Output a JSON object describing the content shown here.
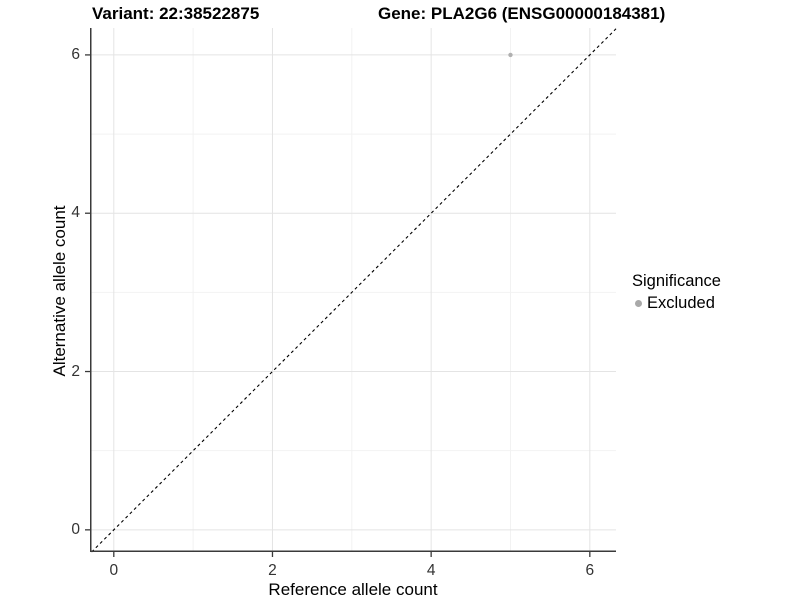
{
  "chart_data": {
    "type": "scatter",
    "title_left": "Variant: 22:38522875",
    "title_right": "Gene: PLA2G6 (ENSG00000184381)",
    "xlabel": "Reference allele count",
    "ylabel": "Alternative allele count",
    "xlim": [
      -0.3,
      6.33
    ],
    "ylim": [
      -0.28,
      6.34
    ],
    "xticks": [
      0,
      2,
      4,
      6
    ],
    "yticks": [
      0,
      2,
      4,
      6
    ],
    "minor_xticks": [
      1,
      3,
      5
    ],
    "minor_yticks": [
      1,
      3,
      5
    ],
    "grid": true,
    "identity_line": {
      "style": "dashed",
      "color": "#000000",
      "from": -0.28,
      "to": 6.33
    },
    "series": [
      {
        "name": "Excluded",
        "color": "#b0b0b0",
        "points": [
          {
            "x": 5,
            "y": 6
          }
        ]
      }
    ],
    "legend": {
      "title": "Significance",
      "position": "right",
      "items": [
        {
          "label": "Excluded",
          "color": "#a9a9a9"
        }
      ]
    },
    "colors": {
      "axis_line": "#3a3a3a",
      "tick_text": "#333333",
      "major_grid": "#e4e4e4",
      "minor_grid": "#f2f2f2",
      "background": "#ffffff"
    }
  }
}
● ● ● ●
Instruction: Copy the listing in full and without alteration, omitting every picture.

Output of the exercise:
Output a JSON object describing the content shown here.
{
  "chart_data": {
    "type": "scatter",
    "title_left": "Variant: 22:38522875",
    "title_right": "Gene: PLA2G6 (ENSG00000184381)",
    "xlabel": "Reference allele count",
    "ylabel": "Alternative allele count",
    "xlim": [
      -0.3,
      6.33
    ],
    "ylim": [
      -0.28,
      6.34
    ],
    "xticks": [
      0,
      2,
      4,
      6
    ],
    "yticks": [
      0,
      2,
      4,
      6
    ],
    "minor_xticks": [
      1,
      3,
      5
    ],
    "minor_yticks": [
      1,
      3,
      5
    ],
    "grid": true,
    "identity_line": {
      "style": "dashed",
      "color": "#000000",
      "from": -0.28,
      "to": 6.33
    },
    "series": [
      {
        "name": "Excluded",
        "color": "#b0b0b0",
        "points": [
          {
            "x": 5,
            "y": 6
          }
        ]
      }
    ],
    "legend": {
      "title": "Significance",
      "position": "right",
      "items": [
        {
          "label": "Excluded",
          "color": "#a9a9a9"
        }
      ]
    },
    "colors": {
      "axis_line": "#3a3a3a",
      "tick_text": "#333333",
      "major_grid": "#e4e4e4",
      "minor_grid": "#f2f2f2",
      "background": "#ffffff"
    }
  }
}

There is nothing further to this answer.